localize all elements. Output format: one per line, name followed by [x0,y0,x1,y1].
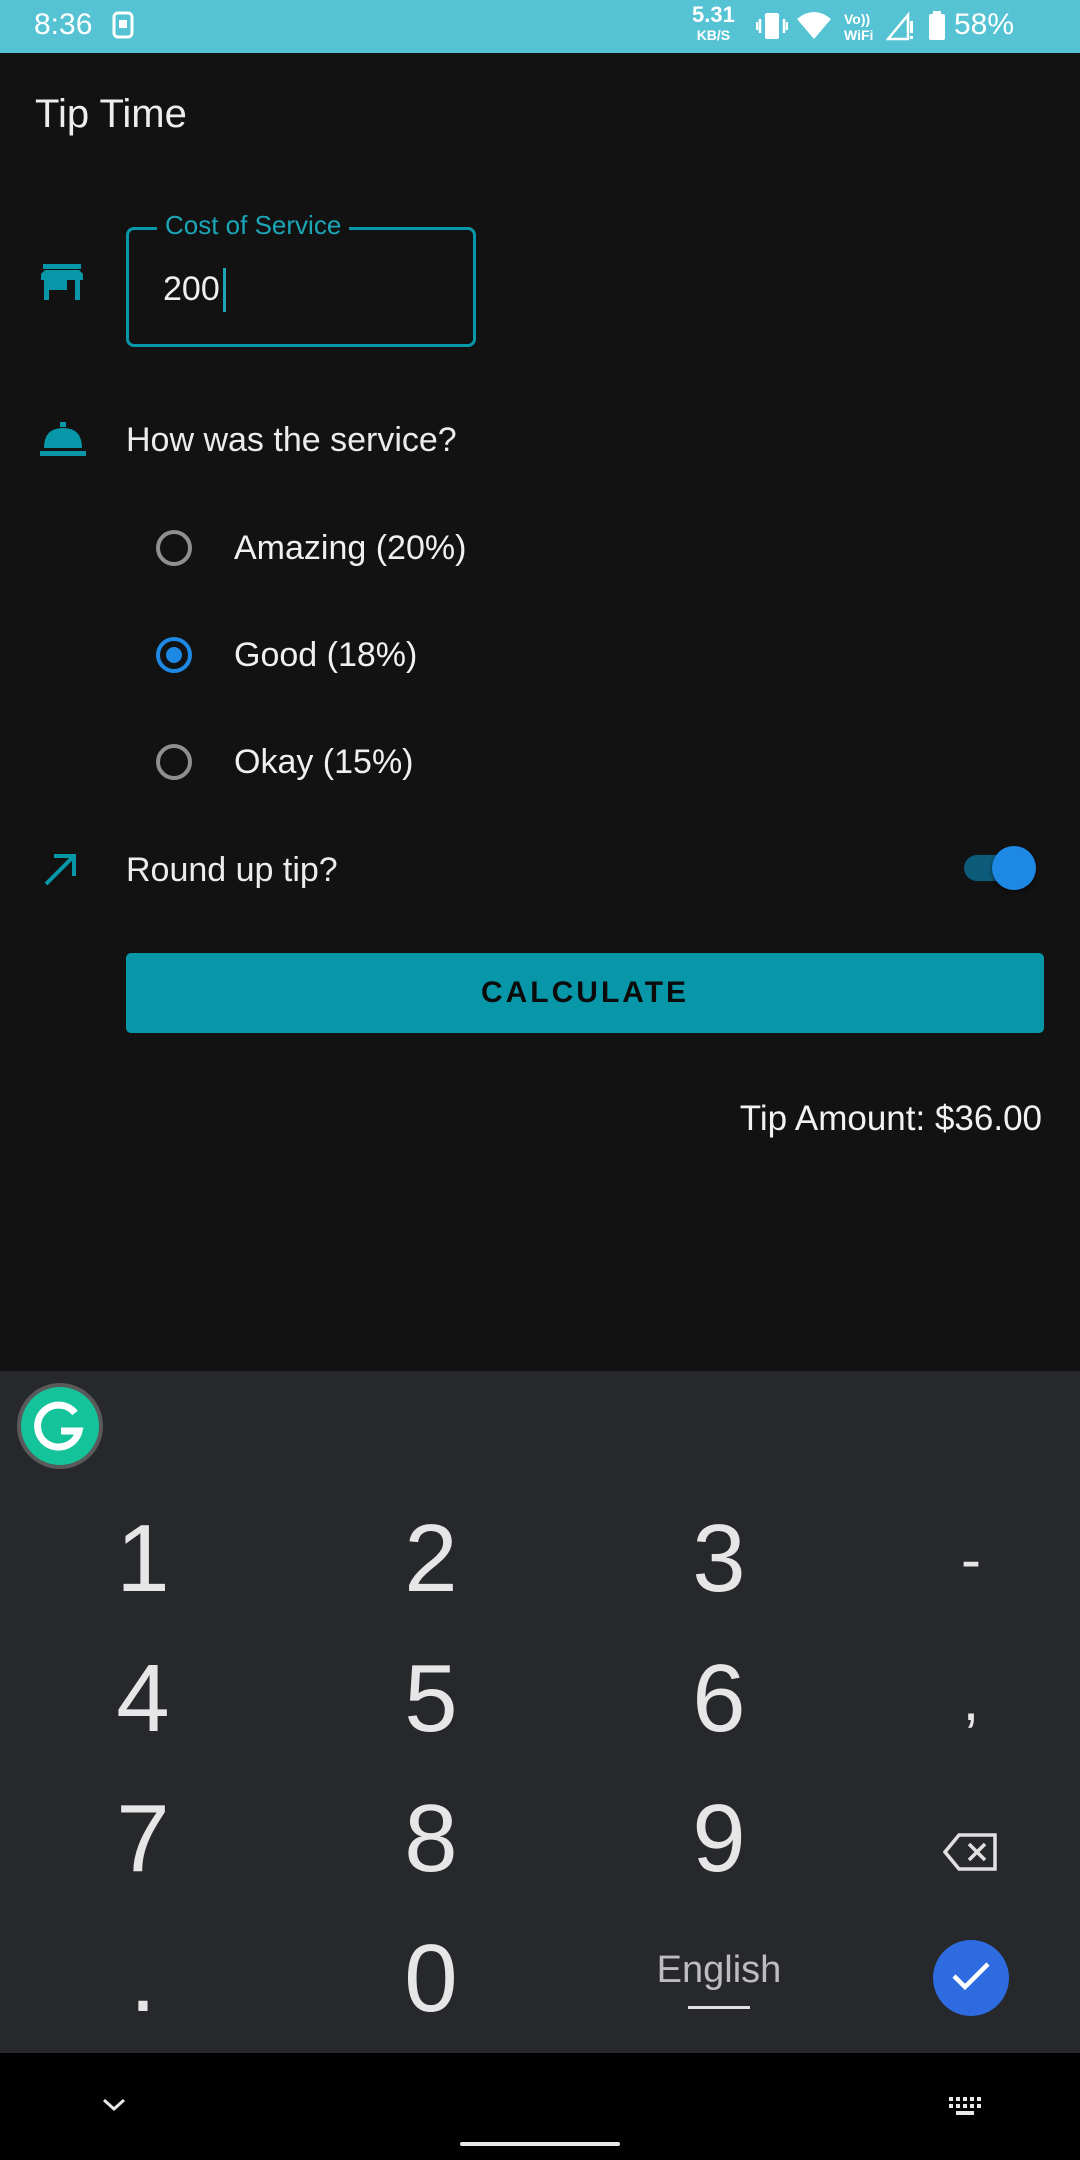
text-cursor [223,268,226,312]
signal-icon [885,11,914,46]
enter-key[interactable] [933,1940,1009,2016]
app-title: Tip Time [35,92,187,136]
svg-text:Vo)): Vo)) [844,11,870,27]
battery-icon [928,11,946,46]
backspace-icon [942,1784,999,1894]
status-time: 8:36 [34,8,93,41]
round-up-label: Round up tip? [126,851,338,889]
radio-label: Amazing (20%) [234,528,467,567]
key-8[interactable]: 8 [341,1774,521,1904]
vibrate-icon [755,11,789,46]
status-bar: 8:36 5.31 KB/S Vo)) WiFi 58% [0,0,1080,53]
service-question: How was the service? [126,421,457,459]
cost-of-service-label: Cost of Service [157,210,350,241]
keyboard-switch-icon[interactable] [948,2096,984,2123]
radio-button-selected[interactable] [156,637,192,673]
volte-wifi-icon: Vo)) WiFi [842,10,878,47]
grammarly-icon[interactable] [17,1383,103,1469]
key-5[interactable]: 5 [341,1634,521,1764]
radio-button[interactable] [156,744,192,780]
battery-percent: 58% [954,8,1015,41]
language-key[interactable]: English [629,1914,809,2044]
speed-unit: KB/S [696,27,731,43]
speed-value: 5.31 [692,2,735,27]
key-6[interactable]: 6 [629,1634,809,1764]
calculate-button[interactable]: CALCULATE [126,953,1044,1033]
key-comma[interactable]: , [881,1634,1061,1764]
room-service-icon [40,420,86,463]
store-icon [40,262,84,307]
radio-option-okay[interactable]: Okay (15%) [156,732,414,792]
radio-label: Okay (15%) [234,742,414,781]
radio-option-amazing[interactable]: Amazing (20%) [156,518,466,578]
key-9[interactable]: 9 [629,1774,809,1904]
key-minus[interactable]: - [881,1494,1061,1624]
backspace-key[interactable] [881,1774,1061,1904]
checkmark-icon [951,1961,991,1996]
hide-keyboard-chevron-icon[interactable] [100,2095,128,2120]
switch-thumb [992,846,1036,890]
svg-text:WiFi: WiFi [844,27,873,42]
wifi-icon [796,11,832,46]
key-7[interactable]: 7 [53,1774,233,1904]
radio-option-good[interactable]: Good (18%) [156,625,417,685]
key-1[interactable]: 1 [53,1494,233,1624]
key-2[interactable]: 2 [341,1494,521,1624]
radio-button[interactable] [156,530,192,566]
network-speed: 5.31 KB/S [692,2,735,45]
radio-label: Good (18%) [234,635,418,674]
key-period[interactable]: . [53,1914,233,2044]
language-underline [688,2006,750,2009]
sim-icon [112,11,134,44]
language-label: English [656,1949,782,1991]
key-3[interactable]: 3 [629,1494,809,1624]
key-4[interactable]: 4 [53,1634,233,1764]
tip-amount: Tip Amount: $36.00 [739,1099,1042,1138]
cost-of-service-input[interactable]: Cost of Service 200 [126,210,476,347]
round-up-arrow-icon [40,850,80,895]
home-gesture-handle[interactable] [460,2142,620,2146]
key-0[interactable]: 0 [341,1914,521,2044]
round-up-switch[interactable] [964,846,1036,890]
cost-of-service-value[interactable]: 200 [163,270,220,309]
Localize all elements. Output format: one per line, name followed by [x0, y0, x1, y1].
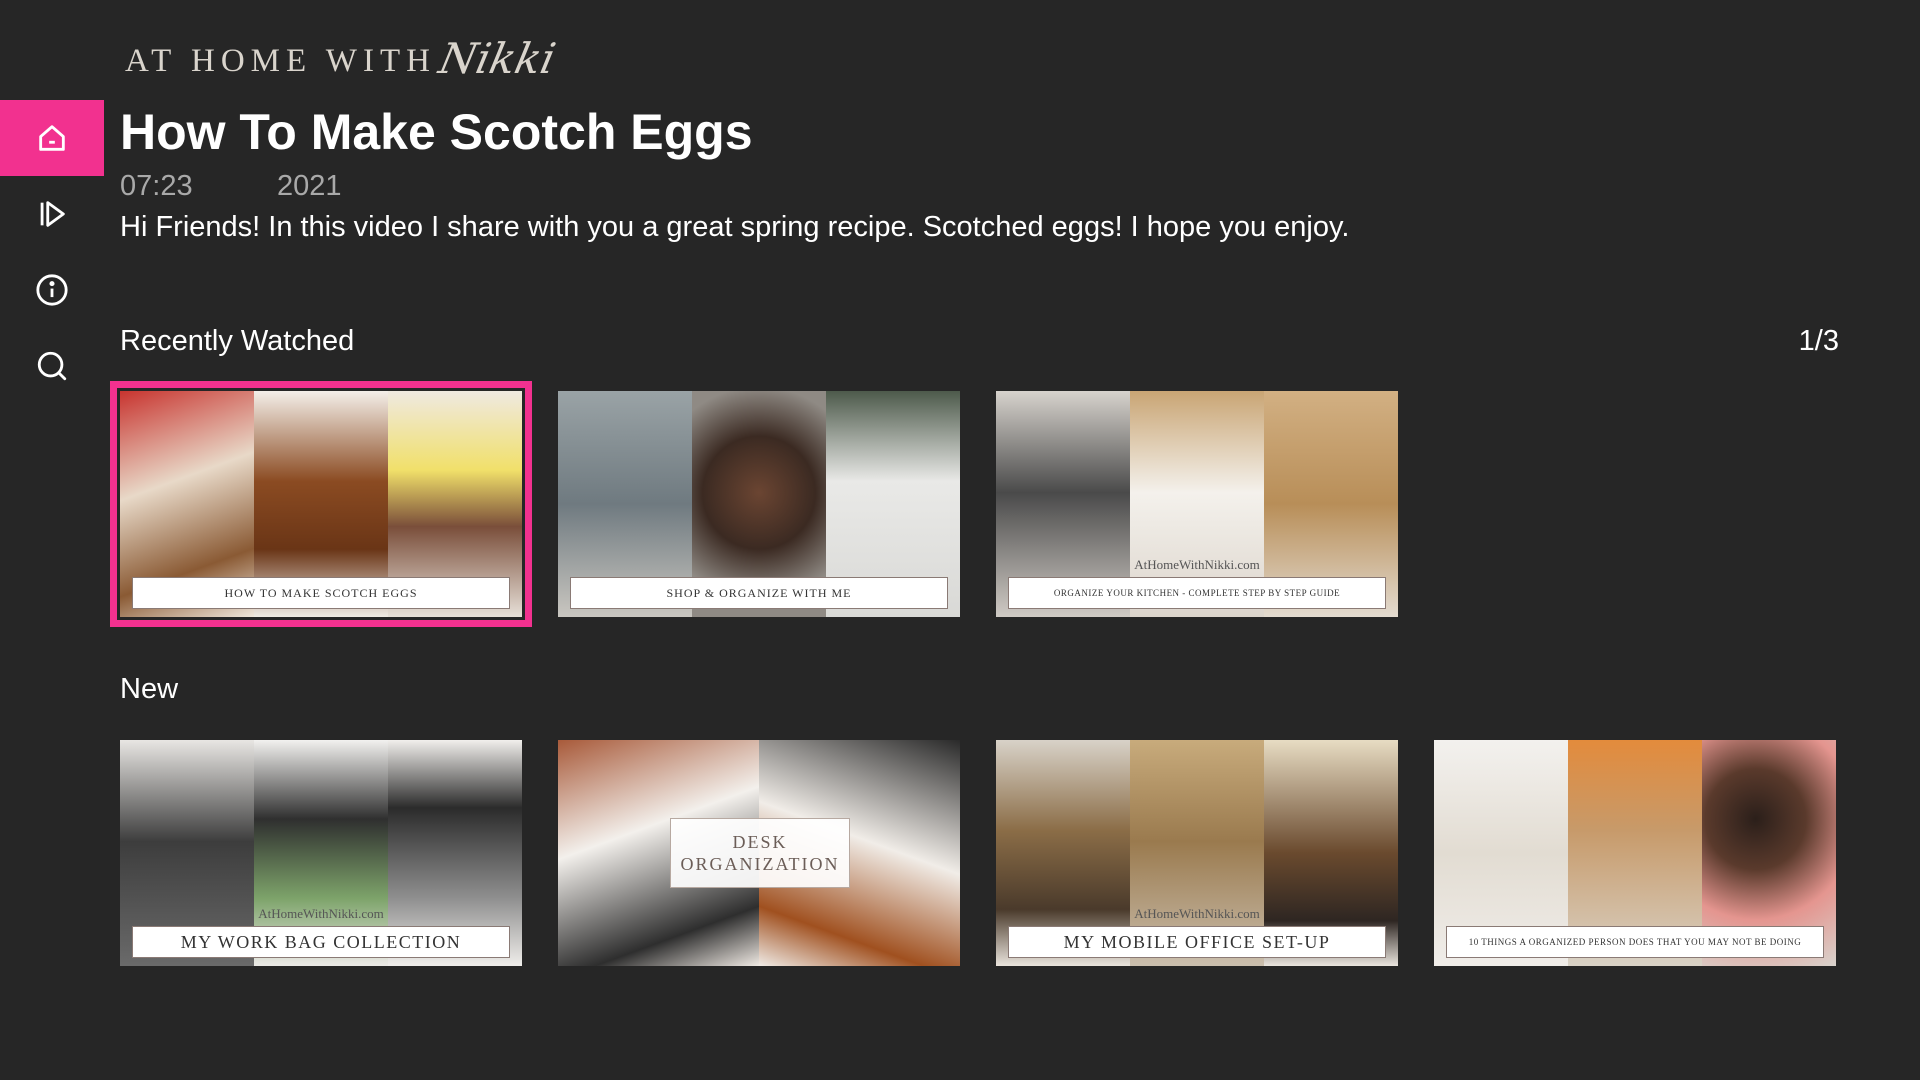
sidebar-item-play[interactable] [0, 176, 104, 252]
play-icon [40, 201, 65, 227]
sidebar-nav [0, 100, 104, 404]
video-duration: 07:23 [120, 170, 193, 202]
video-card-organize-kitchen[interactable]: AtHomeWithNikki.com ORGANIZE YOUR KITCHE… [996, 391, 1398, 617]
overlay-line-1: DESK [732, 832, 788, 852]
overlay-line-2: ORGANIZATION [680, 854, 840, 874]
sidebar-item-home[interactable] [0, 100, 104, 176]
video-card-desk-organization[interactable]: DESK ORGANIZATION [558, 740, 960, 966]
video-card-scotch-eggs[interactable]: HOW TO MAKE SCOTCH EGGS [110, 381, 532, 627]
video-card-caption: MY WORK BAG COLLECTION [132, 926, 510, 958]
new-row: AtHomeWithNikki.com MY WORK BAG COLLECTI… [120, 740, 1872, 966]
video-card-site: AtHomeWithNikki.com [1134, 906, 1260, 921]
video-year: 2021 [277, 170, 342, 202]
app-screen: AT HOME WITH Nikki How To Make Scotch Eg… [0, 0, 1920, 1080]
brand-logo-script: Nikki [434, 34, 560, 83]
brand-logo-caps: AT HOME WITH [125, 43, 436, 79]
video-card-organized-person[interactable]: 10 THINGS A ORGANIZED PERSON DOES THAT Y… [1434, 740, 1836, 966]
search-icon [37, 351, 67, 381]
video-card-mobile-office[interactable]: AtHomeWithNikki.com MY MOBILE OFFICE SET… [996, 740, 1398, 966]
video-card-caption: MY MOBILE OFFICE SET-UP [1008, 926, 1386, 958]
video-meta: 07:23 2021 [120, 170, 342, 203]
video-card-caption: ORGANIZE YOUR KITCHEN - COMPLETE STEP BY… [1008, 577, 1386, 609]
video-card-site: AtHomeWithNikki.com [1134, 557, 1260, 572]
video-card-work-bag[interactable]: AtHomeWithNikki.com MY WORK BAG COLLECTI… [120, 740, 522, 966]
sidebar-item-search[interactable] [0, 328, 104, 404]
sidebar-item-info[interactable] [0, 252, 104, 328]
info-icon [36, 274, 68, 306]
home-icon [39, 125, 65, 151]
video-title: How To Make Scotch Eggs [120, 104, 753, 160]
brand-logo: AT HOME WITH Nikki [125, 34, 560, 83]
row-heading-recently-watched: Recently Watched [120, 325, 355, 357]
video-description: Hi Friends! In this video I share with y… [120, 211, 1350, 243]
row-heading-new: New [120, 673, 179, 705]
video-card-caption: 10 THINGS A ORGANIZED PERSON DOES THAT Y… [1446, 926, 1824, 958]
video-card-caption: HOW TO MAKE SCOTCH EGGS [132, 577, 510, 609]
video-card-site: AtHomeWithNikki.com [258, 906, 384, 921]
row-page-counter: 1/3 [1798, 325, 1839, 357]
video-card-caption: SHOP & ORGANIZE WITH ME [570, 577, 948, 609]
desk-organization-overlay: DESK ORGANIZATION [670, 818, 850, 888]
recently-watched-row: HOW TO MAKE SCOTCH EGGS SHOP & ORGANIZE … [110, 381, 1434, 627]
video-card-shop-organize[interactable]: SHOP & ORGANIZE WITH ME [558, 391, 960, 617]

◆ Exercise task:
Can you render the data above as a numbered list, skipping blank lines and leaving the pictures out?

◆ Response:
1. localize all elements. Output format: one per line, name followed by [x0,y0,x1,y1].
2. text-cursor [223,268,226,312]
3. signal-icon [885,11,914,46]
4. enter-key[interactable] [933,1940,1009,2016]
5. app-title: Tip Time [35,92,187,136]
6. svg-text:Vo)): Vo)) [844,11,870,27]
7. battery-icon [928,11,946,46]
8. backspace-icon [942,1784,999,1894]
9. status-time: 8:36 [34,8,93,41]
10. round-up-label: Round up tip? [126,851,338,889]
11. radio-label: Amazing (20%) [234,528,467,567]
12. key-8[interactable]: 8 [341,1774,521,1904]
13. vibrate-icon [755,11,789,46]
14. status-bar: 8:36 5.31 KB/S Vo)) WiFi 58% [0,0,1080,53]
15. service-question: How was the service? [126,421,457,459]
16. cost-of-service-label: Cost of Service [157,210,350,241]
17. keyboard-switch-icon[interactable] [948,2096,984,2123]
18. radio-button-selected[interactable] [156,637,192,673]
19. volte-wifi-icon: Vo)) WiFi [842,10,878,47]
20. grammarly-icon[interactable] [17,1383,103,1469]
21. key-5[interactable]: 5 [341,1634,521,1764]
22. radio-button[interactable] [156,744,192,780]
23. battery-percent: 58% [954,8,1015,41]
24. language-key[interactable]: English [629,1914,809,2044]
25. speed-unit: KB/S [696,27,731,43]
26. speed-value: 5.31 [692,2,735,27]
27. key-6[interactable]: 6 [629,1634,809,1764]
28. calculate-button[interactable]: CALCULATE [126,953,1044,1033]
29. key-comma[interactable]: , [881,1634,1061,1764]
30. room-service-icon [40,420,86,463]
31. store-icon [40,262,84,307]
32. radio-option-okay[interactable]: Okay (15%) [156,732,414,792]
33. radio-label: Okay (15%) [234,742,414,781]
34. radio-option-amazing[interactable]: Amazing (20%) [156,518,466,578]
35. key-9[interactable]: 9 [629,1774,809,1904]
36. key-minus[interactable]: - [881,1494,1061,1624]
37. backspace-key[interactable] [881,1774,1061,1904]
38. checkmark-icon [951,1961,991,1996]
39. hide-keyboard-chevron-icon[interactable] [100,2095,128,2120]
40. switch-thumb [992,846,1036,890]
41. svg-text:WiFi: WiFi [844,27,873,42]
42. wifi-icon [796,11,832,46]
43. key-7[interactable]: 7 [53,1774,233,1904]
44. radio-option-good[interactable]: Good (18%) [156,625,417,685]
45. key-1[interactable]: 1 [53,1494,233,1624]
46. key-2[interactable]: 2 [341,1494,521,1624]
47. radio-button[interactable] [156,530,192,566]
48. network-speed: 5.31 KB/S [692,2,735,45]
49. radio-label: Good (18%) [234,635,418,674]
50. key-period[interactable]: . [53,1914,233,2044]
51. language-underline [688,2006,750,2009]
52. sim-icon [112,11,134,44]
53. language-label: English [656,1949,782,1991]
54. key-3[interactable]: 3 [629,1494,809,1624]
55. key-4[interactable]: 4 [53,1634,233,1764]
56. tip-amount: Tip Amount: $36.00 [739,1099,1042,1138]
57. cost-of-service-input[interactable]: Cost of Service 200 [126,210,476,347]
58. round-up-arrow-icon [40,850,80,895]
59. home-gesture-handle[interactable] [460,2142,620,2146]
60. key-0[interactable]: 0 [341,1914,521,2044]
61. round-up-switch[interactable] [964,846,1036,890]
62. cost-of-service-value[interactable]: 200 [163,270,220,309]
63. Localize all elements. Output format: one per line, name followed by [x0, y0, x1, y1].
64. sidebar-item-play[interactable] [0, 176, 104, 252]
65. play-icon [40, 201, 65, 227]
66. sidebar-nav [0, 100, 104, 404]
67. video-duration: 07:23 [120, 170, 193, 202]
68. video-card-organize-kitchen[interactable]: AtHomeWithNikki.com ORGANIZE YOUR KITCHE… [996, 391, 1398, 617]
69. overlay-line-1: DESK [732, 832, 788, 852]
70. overlay-line-2: ORGANIZATION [680, 854, 840, 874]
71. sidebar-item-home[interactable] [0, 100, 104, 176]
72. video-card-desk-organization[interactable]: DESK ORGANIZATION [558, 740, 960, 966]
73. video-card-scotch-eggs[interactable]: HOW TO MAKE SCOTCH EGGS [110, 381, 532, 627]
74. video-card-caption: MY WORK BAG COLLECTION [132, 926, 510, 958]
75. new-row: AtHomeWithNikki.com MY WORK BAG COLLECTI… [120, 740, 1872, 966]
76. video-card-site: AtHomeWithNikki.com [1134, 906, 1260, 921]
77. video-year: 2021 [277, 170, 342, 202]
78. app-screen: AT HOME WITH Nikki How To Make Scotch Eg… [0, 0, 1920, 1080]
79. brand-logo-script: Nikki [434, 34, 560, 83]
80. brand-logo-caps: AT HOME WITH [125, 43, 436, 79]
81. video-card-organized-person[interactable]: 10 THINGS A ORGANIZED PERSON DOES THAT Y… [1434, 740, 1836, 966]
82. search-icon [37, 351, 67, 381]
83. video-card-mobile-office[interactable]: AtHomeWithNikki.com MY MOBILE OFFICE SET… [996, 740, 1398, 966]
84. video-card-caption: MY MOBILE OFFICE SET-UP [1008, 926, 1386, 958]
85. video-meta: 07:23 2021 [120, 170, 342, 203]
86. video-card-caption: ORGANIZE YOUR KITCHEN - COMPLETE STEP BY… [1008, 577, 1386, 609]
87. video-card-site: AtHomeWithNikki.com [1134, 557, 1260, 572]
88. video-card-work-bag[interactable]: AtHomeWithNikki.com MY WORK BAG COLLECTI… [120, 740, 522, 966]
89. sidebar-item-search[interactable] [0, 328, 104, 404]
90. sidebar-item-info[interactable] [0, 252, 104, 328]
91. info-icon [36, 274, 68, 306]
92. home-icon [39, 125, 65, 151]
93. video-title: How To Make Scotch Eggs [120, 104, 753, 160]
94. brand-logo: AT HOME WITH Nikki [125, 34, 560, 83]
95. row-heading-recently-watched: Recently Watched [120, 325, 355, 357]
96. video-description: Hi Friends! In this video I share with y… [120, 211, 1350, 243]
97. row-heading-new: New [120, 673, 179, 705]
98. video-card-caption: 10 THINGS A ORGANIZED PERSON DOES THAT Y… [1446, 926, 1824, 958]
99. video-card-caption: HOW TO MAKE SCOTCH EGGS [132, 577, 510, 609]
100. video-card-site: AtHomeWithNikki.com [258, 906, 384, 921]
101. row-page-counter: 1/3 [1798, 325, 1839, 357]
102. video-card-caption: SHOP & ORGANIZE WITH ME [570, 577, 948, 609]
103. desk-organization-overlay: DESK ORGANIZATION [670, 818, 850, 888]
104. recently-watched-row: HOW TO MAKE SCOTCH EGGS SHOP & ORGANIZE … [110, 381, 1434, 627]
105. video-card-shop-organize[interactable]: SHOP & ORGANIZE WITH ME [558, 391, 960, 617]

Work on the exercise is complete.